**PROVIDED MATERIAL:**
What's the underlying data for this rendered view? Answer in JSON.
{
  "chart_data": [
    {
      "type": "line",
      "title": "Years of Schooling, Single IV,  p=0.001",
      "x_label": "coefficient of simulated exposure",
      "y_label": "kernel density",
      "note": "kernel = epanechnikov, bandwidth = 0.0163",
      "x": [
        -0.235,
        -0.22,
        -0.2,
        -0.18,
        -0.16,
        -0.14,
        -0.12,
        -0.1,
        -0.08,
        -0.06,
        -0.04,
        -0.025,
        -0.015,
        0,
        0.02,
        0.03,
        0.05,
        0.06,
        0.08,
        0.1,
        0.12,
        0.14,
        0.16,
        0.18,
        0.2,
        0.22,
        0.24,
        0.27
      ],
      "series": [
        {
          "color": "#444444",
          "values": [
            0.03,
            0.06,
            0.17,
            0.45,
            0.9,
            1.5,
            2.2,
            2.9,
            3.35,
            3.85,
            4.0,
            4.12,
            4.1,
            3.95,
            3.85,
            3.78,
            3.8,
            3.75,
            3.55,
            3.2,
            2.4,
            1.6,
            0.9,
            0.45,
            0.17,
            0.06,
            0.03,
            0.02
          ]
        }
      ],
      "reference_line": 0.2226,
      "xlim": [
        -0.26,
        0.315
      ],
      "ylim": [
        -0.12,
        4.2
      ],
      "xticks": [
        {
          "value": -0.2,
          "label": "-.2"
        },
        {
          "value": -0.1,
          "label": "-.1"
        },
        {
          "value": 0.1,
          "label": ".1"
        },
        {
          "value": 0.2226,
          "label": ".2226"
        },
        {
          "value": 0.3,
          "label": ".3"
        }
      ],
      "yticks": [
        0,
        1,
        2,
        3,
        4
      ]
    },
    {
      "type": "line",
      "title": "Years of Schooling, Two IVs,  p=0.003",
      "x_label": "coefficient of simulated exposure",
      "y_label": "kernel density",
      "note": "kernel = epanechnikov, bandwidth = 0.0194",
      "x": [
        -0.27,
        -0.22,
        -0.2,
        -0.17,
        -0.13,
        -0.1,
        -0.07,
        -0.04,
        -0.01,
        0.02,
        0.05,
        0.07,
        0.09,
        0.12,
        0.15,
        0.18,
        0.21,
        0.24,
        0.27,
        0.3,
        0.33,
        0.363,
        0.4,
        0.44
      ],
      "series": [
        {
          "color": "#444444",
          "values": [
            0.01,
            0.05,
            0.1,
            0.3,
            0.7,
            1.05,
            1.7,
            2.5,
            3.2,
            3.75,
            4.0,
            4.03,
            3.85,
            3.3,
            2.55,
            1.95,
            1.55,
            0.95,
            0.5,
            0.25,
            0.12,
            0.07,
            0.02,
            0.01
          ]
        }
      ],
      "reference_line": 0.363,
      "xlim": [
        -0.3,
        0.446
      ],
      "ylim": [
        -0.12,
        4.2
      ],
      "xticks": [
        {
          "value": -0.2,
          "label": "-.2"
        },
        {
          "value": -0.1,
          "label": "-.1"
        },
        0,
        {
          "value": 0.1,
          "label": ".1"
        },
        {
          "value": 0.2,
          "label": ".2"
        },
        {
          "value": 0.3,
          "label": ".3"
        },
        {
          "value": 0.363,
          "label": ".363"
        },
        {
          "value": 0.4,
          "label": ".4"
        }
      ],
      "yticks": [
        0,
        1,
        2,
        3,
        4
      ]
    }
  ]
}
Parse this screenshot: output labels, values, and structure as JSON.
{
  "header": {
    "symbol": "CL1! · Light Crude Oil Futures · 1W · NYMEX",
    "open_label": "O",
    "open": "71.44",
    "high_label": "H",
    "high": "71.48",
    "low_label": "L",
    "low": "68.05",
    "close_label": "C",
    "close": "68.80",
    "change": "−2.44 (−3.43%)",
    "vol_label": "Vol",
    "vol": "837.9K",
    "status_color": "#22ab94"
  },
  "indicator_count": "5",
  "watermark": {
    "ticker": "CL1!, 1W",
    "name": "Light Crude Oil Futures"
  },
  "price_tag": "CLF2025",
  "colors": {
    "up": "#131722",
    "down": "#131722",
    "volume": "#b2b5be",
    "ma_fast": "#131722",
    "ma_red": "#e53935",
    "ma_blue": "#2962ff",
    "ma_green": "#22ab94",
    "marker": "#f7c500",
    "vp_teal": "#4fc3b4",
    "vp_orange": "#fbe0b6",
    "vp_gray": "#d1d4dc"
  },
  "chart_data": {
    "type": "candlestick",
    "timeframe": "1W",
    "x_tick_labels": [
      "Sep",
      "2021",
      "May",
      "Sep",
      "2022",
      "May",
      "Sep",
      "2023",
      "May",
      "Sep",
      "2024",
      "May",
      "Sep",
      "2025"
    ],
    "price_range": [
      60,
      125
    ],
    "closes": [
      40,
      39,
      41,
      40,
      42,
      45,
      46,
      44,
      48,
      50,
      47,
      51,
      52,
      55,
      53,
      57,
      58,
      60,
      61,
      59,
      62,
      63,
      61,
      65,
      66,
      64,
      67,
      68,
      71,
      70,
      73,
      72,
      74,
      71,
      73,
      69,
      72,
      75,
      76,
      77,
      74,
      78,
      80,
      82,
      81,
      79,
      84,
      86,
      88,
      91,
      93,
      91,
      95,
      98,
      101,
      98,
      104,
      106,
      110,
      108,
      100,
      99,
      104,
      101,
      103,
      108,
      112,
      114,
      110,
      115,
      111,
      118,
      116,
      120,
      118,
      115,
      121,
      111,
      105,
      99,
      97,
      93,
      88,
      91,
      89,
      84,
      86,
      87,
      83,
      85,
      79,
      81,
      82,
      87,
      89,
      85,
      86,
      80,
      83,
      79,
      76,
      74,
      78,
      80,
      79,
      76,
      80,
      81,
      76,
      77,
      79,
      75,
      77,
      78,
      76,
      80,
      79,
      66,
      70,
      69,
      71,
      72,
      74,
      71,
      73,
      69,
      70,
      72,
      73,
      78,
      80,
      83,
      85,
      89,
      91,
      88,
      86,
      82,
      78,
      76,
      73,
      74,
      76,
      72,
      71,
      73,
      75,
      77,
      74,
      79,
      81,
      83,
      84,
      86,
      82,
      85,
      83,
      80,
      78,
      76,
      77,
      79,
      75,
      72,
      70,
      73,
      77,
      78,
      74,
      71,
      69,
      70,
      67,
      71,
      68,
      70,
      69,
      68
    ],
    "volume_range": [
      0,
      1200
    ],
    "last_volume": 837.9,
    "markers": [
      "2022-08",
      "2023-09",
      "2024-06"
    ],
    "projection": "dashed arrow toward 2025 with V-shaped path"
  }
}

**TASK PROMPT:**
Pull every line holding "Futures" out of the records.

**CORRECT ANSWER:**
    "symbol": "CL1! · Light Crude Oil Futures · 1W · NYMEX",
    "name": "Light Crude Oil Futures"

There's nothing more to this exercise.